▶ _Problem_
Duplicate every line of the listing below without changes, omitting the pictures from your answer.

[Rows start]

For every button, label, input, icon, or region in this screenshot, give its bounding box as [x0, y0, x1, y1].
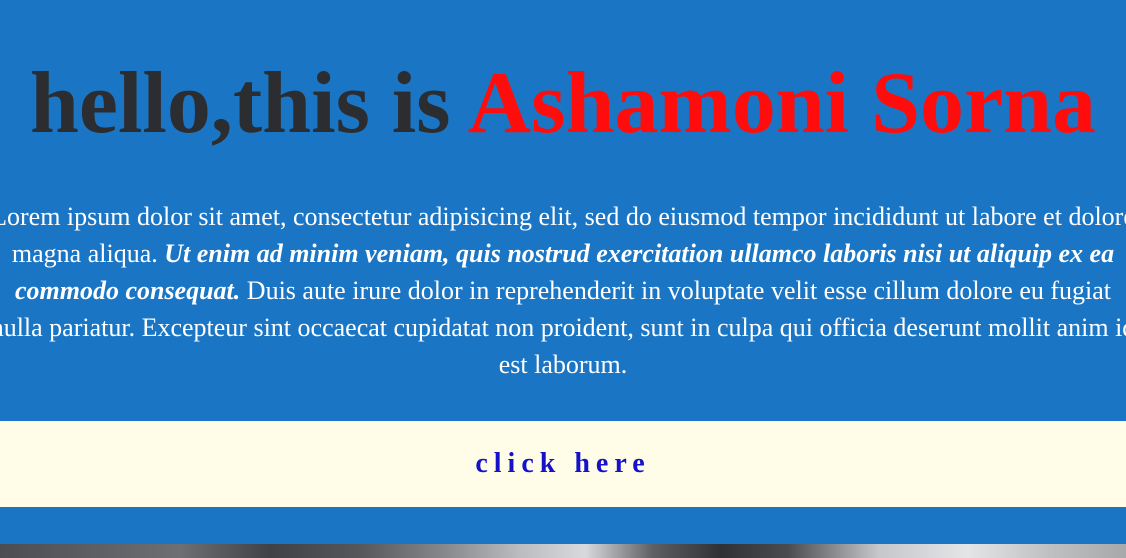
cta-band: click here — [0, 421, 1126, 507]
title-name: Ashamoni Sorna — [467, 55, 1097, 152]
title-greeting: hello,this is — [29, 55, 468, 152]
click-here-button[interactable]: click here — [0, 421, 1126, 507]
photo-strip-image — [0, 544, 1126, 558]
hero-paragraph: Lorem ipsum dolor sit amet, consectetur … — [0, 198, 1126, 383]
hero-title: hello,this is Ashamoni Sorna — [30, 52, 1096, 156]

[Rows end]

▶ _Response_
For every button, label, input, icon, or region in this screenshot, give its bounding box as [x0, y0, x1, y1].
cta-band: click here — [0, 421, 1126, 507]
title-name: Ashamoni Sorna — [467, 55, 1097, 152]
title-greeting: hello,this is — [29, 55, 468, 152]
click-here-button[interactable]: click here — [0, 421, 1126, 507]
photo-strip-image — [0, 544, 1126, 558]
hero-paragraph: Lorem ipsum dolor sit amet, consectetur … — [0, 198, 1126, 383]
hero-title: hello,this is Ashamoni Sorna — [30, 52, 1096, 156]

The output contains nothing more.